Aim of the exercise:
Work out how many lines in the listing below include the word "customer"; answer with the number alone.

___ Material provided

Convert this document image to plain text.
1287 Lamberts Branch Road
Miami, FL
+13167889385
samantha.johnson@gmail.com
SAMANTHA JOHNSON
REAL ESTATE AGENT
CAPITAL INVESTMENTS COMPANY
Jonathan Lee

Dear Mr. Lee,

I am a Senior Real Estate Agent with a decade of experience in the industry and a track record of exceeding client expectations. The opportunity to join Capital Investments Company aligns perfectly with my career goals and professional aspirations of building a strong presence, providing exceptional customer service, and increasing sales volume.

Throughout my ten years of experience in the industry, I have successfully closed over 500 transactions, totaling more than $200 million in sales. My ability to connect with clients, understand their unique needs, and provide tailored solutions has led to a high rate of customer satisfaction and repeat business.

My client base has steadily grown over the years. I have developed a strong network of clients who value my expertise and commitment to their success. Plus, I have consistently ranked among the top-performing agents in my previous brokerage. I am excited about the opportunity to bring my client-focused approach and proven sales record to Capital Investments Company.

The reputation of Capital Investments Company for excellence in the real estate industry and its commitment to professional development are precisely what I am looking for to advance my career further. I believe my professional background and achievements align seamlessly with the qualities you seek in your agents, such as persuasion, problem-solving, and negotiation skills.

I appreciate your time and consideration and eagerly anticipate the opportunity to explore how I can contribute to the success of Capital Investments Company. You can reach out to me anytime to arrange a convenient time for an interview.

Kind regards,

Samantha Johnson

______

Task result:
2